▶ _WHAT NEEDS TO BE DONE_
Pick out every line holding the string "about" and copy it.

▶ _RECORDS FOR THE EXERCISE_
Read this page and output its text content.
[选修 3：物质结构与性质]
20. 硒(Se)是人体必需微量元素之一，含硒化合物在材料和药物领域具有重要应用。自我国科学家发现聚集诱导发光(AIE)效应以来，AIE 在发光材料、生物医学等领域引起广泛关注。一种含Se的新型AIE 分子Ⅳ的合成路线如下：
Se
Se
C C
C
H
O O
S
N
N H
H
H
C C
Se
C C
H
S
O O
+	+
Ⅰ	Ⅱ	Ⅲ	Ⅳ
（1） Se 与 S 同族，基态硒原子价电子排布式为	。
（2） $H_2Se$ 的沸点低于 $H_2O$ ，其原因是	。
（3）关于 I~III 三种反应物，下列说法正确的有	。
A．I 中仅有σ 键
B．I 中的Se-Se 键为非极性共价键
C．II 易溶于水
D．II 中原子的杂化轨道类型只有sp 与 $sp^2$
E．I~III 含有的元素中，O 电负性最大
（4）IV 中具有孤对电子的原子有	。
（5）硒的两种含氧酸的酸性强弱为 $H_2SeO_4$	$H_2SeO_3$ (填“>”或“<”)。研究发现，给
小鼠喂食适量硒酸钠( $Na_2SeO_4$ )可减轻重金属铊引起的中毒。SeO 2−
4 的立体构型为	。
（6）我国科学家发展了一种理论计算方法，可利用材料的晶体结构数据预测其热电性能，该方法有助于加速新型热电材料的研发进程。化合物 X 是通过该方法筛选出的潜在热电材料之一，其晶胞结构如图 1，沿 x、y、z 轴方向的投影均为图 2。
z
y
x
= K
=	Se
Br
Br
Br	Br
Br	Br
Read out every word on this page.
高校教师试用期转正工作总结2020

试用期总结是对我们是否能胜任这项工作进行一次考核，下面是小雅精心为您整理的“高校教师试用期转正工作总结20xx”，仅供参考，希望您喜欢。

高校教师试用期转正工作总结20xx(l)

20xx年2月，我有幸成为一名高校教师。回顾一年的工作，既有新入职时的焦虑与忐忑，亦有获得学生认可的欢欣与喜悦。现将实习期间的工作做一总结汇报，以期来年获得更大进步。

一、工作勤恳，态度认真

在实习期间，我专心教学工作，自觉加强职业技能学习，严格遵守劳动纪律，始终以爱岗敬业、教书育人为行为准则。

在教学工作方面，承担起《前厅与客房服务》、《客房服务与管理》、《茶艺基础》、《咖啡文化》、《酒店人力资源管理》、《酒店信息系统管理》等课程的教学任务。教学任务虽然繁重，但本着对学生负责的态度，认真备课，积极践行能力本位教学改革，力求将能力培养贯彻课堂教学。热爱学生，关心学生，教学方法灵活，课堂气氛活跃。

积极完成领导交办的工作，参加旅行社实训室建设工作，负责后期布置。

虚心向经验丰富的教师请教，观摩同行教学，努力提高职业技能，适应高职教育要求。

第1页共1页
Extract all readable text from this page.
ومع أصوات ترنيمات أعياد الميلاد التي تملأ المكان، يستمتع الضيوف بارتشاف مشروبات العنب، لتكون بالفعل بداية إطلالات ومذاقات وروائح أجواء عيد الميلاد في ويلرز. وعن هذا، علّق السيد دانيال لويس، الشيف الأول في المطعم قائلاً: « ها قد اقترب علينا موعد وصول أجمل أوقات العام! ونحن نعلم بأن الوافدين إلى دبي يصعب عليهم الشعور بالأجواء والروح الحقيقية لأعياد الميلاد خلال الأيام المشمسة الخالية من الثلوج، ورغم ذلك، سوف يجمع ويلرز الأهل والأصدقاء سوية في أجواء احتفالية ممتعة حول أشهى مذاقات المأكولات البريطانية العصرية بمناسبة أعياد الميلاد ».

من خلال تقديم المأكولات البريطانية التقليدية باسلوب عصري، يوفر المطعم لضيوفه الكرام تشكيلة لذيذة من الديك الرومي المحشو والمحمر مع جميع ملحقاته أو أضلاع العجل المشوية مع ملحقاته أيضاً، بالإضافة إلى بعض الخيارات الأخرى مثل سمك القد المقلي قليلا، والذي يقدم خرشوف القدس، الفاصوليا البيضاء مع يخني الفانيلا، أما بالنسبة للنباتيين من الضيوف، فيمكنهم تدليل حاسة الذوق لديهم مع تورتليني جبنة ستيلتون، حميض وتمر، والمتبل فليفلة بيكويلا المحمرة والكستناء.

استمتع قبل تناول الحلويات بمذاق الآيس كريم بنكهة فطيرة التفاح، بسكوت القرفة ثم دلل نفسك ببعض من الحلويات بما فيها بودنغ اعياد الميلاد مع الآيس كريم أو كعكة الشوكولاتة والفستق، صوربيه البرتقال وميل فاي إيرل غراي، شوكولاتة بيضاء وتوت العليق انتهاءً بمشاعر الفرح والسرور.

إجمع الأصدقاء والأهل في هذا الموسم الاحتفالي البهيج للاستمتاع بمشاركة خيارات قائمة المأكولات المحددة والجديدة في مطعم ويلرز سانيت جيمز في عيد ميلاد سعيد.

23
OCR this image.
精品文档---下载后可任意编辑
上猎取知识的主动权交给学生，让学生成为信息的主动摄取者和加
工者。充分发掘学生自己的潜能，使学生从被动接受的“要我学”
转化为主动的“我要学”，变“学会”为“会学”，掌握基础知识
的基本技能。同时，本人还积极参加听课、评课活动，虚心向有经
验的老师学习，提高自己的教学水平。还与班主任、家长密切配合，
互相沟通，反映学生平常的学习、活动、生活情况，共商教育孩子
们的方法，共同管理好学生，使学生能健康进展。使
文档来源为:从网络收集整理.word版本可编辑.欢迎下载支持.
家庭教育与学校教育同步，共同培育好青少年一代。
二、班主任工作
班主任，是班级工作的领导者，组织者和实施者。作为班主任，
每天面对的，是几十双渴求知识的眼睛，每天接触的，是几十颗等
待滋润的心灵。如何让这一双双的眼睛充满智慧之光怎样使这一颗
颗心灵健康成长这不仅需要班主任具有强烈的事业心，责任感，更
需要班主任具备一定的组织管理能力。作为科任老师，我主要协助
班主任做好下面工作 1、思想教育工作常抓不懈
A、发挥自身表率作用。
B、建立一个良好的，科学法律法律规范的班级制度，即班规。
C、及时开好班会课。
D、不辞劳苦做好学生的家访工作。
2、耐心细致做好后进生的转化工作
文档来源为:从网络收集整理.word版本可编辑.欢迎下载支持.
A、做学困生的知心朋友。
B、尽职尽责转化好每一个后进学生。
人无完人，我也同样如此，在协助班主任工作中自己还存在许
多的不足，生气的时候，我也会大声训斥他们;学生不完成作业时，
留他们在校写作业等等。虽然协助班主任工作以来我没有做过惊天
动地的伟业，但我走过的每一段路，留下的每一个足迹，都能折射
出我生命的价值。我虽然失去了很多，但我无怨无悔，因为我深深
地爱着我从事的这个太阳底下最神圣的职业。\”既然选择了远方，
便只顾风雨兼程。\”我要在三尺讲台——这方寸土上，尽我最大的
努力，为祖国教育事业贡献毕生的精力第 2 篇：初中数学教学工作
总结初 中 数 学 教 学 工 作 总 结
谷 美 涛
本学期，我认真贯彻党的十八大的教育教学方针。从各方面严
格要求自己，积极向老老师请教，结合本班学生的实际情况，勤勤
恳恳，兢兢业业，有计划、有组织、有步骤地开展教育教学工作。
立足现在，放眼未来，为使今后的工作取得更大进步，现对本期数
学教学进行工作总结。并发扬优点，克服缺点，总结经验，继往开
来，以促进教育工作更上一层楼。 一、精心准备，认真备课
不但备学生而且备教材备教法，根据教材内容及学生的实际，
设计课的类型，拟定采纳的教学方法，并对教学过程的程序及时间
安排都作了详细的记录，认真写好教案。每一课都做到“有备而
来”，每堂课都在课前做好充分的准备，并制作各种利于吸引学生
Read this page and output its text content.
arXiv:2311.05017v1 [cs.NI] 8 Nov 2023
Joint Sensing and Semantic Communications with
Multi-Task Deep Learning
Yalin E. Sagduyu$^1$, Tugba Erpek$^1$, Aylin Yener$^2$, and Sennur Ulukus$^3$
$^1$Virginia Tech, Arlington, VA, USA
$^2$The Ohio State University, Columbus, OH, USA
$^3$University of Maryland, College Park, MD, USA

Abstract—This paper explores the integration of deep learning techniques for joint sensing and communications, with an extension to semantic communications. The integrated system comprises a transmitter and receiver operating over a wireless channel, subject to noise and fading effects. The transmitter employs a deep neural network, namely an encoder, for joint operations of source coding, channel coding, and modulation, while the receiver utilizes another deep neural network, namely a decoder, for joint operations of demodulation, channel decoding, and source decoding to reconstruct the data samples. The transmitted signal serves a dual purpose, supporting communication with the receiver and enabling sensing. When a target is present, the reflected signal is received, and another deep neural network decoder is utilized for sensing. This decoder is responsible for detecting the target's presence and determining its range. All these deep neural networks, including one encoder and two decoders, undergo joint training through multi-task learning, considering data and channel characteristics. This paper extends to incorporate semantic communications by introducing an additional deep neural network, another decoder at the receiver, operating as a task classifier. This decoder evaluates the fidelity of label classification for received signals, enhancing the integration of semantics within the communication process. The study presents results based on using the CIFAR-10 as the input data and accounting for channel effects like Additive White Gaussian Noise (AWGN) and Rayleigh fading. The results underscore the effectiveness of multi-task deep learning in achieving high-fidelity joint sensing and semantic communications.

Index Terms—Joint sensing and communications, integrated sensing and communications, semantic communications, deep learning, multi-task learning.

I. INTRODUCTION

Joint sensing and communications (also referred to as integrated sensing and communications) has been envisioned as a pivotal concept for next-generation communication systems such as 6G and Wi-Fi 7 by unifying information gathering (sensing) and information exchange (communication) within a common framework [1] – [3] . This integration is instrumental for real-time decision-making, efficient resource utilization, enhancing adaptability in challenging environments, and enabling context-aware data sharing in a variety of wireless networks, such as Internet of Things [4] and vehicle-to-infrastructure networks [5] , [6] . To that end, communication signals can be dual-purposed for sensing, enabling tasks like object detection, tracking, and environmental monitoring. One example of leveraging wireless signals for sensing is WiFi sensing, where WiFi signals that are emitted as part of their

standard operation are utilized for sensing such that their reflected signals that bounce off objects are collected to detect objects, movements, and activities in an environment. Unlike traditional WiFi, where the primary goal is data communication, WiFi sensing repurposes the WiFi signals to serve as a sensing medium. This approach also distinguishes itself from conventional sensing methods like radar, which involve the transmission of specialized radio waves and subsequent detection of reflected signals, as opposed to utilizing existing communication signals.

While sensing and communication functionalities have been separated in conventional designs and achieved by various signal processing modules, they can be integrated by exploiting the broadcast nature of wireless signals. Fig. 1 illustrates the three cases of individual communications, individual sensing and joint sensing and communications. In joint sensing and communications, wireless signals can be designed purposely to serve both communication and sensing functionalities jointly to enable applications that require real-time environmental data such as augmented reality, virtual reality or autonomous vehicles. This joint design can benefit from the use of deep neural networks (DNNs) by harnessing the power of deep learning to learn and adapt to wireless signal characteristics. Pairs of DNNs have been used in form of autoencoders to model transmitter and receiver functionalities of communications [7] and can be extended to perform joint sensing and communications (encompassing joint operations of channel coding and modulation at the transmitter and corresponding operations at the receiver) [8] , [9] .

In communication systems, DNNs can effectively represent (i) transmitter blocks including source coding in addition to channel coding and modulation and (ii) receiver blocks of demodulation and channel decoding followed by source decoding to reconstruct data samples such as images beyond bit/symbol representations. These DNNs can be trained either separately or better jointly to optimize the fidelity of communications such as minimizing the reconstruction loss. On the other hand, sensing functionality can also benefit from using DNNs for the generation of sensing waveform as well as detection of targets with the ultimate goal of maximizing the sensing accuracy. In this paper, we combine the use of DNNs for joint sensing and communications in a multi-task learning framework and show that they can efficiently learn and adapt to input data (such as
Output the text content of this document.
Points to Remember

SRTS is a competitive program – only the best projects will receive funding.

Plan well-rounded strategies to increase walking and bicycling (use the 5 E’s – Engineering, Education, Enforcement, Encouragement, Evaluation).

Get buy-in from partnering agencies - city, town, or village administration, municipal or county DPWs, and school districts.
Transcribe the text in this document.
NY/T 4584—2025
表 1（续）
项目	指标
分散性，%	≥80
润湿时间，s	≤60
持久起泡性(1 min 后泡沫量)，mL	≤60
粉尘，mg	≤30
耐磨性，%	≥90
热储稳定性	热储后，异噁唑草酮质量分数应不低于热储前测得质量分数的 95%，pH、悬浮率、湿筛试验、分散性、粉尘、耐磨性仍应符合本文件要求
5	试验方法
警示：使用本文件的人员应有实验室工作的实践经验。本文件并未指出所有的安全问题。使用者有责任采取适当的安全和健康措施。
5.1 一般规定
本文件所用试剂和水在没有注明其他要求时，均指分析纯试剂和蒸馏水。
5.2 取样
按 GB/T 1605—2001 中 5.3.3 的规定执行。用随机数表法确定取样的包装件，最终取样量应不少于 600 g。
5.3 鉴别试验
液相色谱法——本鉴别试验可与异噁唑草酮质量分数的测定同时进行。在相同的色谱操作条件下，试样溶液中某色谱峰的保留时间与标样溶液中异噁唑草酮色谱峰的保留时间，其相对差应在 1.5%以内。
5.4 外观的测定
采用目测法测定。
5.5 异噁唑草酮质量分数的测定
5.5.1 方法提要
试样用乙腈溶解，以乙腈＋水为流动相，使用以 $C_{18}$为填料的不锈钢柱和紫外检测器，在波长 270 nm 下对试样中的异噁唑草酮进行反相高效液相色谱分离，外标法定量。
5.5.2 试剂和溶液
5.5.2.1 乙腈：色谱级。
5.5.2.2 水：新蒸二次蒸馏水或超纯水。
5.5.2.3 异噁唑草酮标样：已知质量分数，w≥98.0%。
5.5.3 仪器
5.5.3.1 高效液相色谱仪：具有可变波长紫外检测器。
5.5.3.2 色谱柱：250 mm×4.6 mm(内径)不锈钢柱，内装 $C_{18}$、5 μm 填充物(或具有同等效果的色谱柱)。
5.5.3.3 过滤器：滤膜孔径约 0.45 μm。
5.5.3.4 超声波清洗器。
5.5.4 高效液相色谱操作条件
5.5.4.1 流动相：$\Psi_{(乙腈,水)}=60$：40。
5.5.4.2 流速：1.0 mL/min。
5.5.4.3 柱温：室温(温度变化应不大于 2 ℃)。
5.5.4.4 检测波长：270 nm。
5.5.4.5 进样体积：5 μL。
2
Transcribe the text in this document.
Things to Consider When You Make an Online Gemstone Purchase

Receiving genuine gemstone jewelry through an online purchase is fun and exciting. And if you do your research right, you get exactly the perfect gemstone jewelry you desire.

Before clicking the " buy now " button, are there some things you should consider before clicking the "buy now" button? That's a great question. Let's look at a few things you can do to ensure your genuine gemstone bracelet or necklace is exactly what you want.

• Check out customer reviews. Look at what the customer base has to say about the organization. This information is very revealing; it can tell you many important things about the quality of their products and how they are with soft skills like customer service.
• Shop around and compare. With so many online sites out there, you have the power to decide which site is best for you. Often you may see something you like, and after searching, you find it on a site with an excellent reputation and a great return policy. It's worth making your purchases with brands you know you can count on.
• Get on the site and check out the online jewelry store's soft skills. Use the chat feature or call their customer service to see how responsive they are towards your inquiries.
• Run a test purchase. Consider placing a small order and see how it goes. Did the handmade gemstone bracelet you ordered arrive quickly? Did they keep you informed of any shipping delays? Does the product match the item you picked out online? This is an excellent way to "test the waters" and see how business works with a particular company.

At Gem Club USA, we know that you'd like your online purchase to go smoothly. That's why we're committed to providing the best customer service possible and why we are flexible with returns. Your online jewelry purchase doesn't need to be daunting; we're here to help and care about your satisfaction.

▶ _RESPONSE_
• Check out customer reviews. Look at what the customer base has to say about the organization. This information is very revealing; it can tell you many important things about the quality of their products and how they are with soft skills like customer service.
At Gem Club USA, we know that you'd like your online purchase to go smoothly. That's why we're committed to providing the best customer service possible and why we are flexible with returns. Your online jewelry purchase doesn't need to be daunting; we're here to help and care about your satisfaction.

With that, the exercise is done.